Textauszug –
·····
Vielen Dank für Ihre Anfrage. Hier der knappe Abriss der Ereignisse:

  • Am Donnerstag, 30. August, veröffentlichte ich auf meinem Blog wjpatzelt.de die Bitte, mir alle jeweils bekannten Videos über die Chemnitzer Ereignisse zu verlinken oder zuzumailen (https://wjpatzelt.de/2018/08/30/ein-deja-vu-buergerprotest-und-radikalengewalt/. Wie immer kündigte ich diesen Beitrag auch auf meiner – von gut 8500 Leuten abonnierten – Facebook-Seite an (https://www.facebook.com/WJPatzelt/), nämlich am gleichen Tag um 9:26. Nach reger Reaktionstätigkeit ergänzte ich dort um 11:17 jene Bitte noch einmal um den ausdrücklichen Aufruf, mir wirklich alle verfügbaren Hetzjagd-Videos mitzuteilen, ergänzt um den Hinweis, ich würde das mir alsbald verfügbare Videomaterial mit dem Tenor der Berichterstattung abgleichen und anschließend meine Schlussfolgerungen publik machen.
·····
Vorliegendes Material –
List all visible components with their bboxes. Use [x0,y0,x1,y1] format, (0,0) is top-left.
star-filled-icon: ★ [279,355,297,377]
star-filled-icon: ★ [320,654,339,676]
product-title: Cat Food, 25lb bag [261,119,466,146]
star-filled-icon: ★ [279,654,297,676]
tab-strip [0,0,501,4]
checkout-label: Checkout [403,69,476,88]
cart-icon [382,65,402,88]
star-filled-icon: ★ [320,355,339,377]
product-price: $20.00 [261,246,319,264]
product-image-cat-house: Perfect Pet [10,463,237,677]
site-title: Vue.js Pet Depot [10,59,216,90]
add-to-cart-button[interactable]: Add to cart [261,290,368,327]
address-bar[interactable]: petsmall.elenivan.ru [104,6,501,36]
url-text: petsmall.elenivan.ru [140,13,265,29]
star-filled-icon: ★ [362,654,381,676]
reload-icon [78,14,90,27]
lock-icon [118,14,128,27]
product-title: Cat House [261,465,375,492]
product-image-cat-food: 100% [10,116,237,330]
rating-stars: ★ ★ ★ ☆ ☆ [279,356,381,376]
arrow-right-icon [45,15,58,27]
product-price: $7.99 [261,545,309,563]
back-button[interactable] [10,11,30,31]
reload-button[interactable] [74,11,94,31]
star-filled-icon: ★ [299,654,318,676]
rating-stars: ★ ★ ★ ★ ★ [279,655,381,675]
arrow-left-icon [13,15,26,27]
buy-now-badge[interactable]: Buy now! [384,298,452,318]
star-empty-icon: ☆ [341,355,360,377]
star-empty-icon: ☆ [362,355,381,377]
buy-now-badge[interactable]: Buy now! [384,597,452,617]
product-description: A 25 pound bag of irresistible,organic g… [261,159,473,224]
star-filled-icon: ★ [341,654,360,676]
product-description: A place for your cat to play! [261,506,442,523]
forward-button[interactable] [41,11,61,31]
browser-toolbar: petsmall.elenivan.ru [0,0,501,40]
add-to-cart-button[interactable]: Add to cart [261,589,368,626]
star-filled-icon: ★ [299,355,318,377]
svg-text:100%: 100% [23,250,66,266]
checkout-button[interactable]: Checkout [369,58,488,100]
·····
Arbeitsanweisung – Setzen Sie den Textauszug über den Aufruf, Videos zu den Chemnitzer Ereignissen zu sammeln, im Anschluss an seinen letzten Satz fort.

Lösung –
  •  Am Sonntag, 2. September, publizierte ich abends meine Befunde (https://wjpatzelt.de/2018/09/02/was-von-den-chemnitzer-hetzjagden-bleibt-samt-einigen-lehren/) und machte über meine FB-Seite um 23:07 darauf auch aufmerksam.
  •  Am nächsten Tag – Montag, 3. September – schickte mir Michael Klein von sciencefiles.org, der mit mir seit etlichen Jahren in losem Kontakt steht, eine Email mit der Frage, ob wir nicht hinsichtlich der dokumentierten Unterschiede zwischen dem Videomaterial zu „Chemnitz“ und den Aussagen von Regierungssprecher und Kanzlerin gemeinsam einen Aufruf machen sollten mit der Bitte, jene Unterschiede dadurch zu klären, dass Regierungssprecher und Kanzlerin jenes – womöglich zusätzliche – Videomaterial öffentlich zugänglich machten, auf das sie sich vielleicht bezogen hätten.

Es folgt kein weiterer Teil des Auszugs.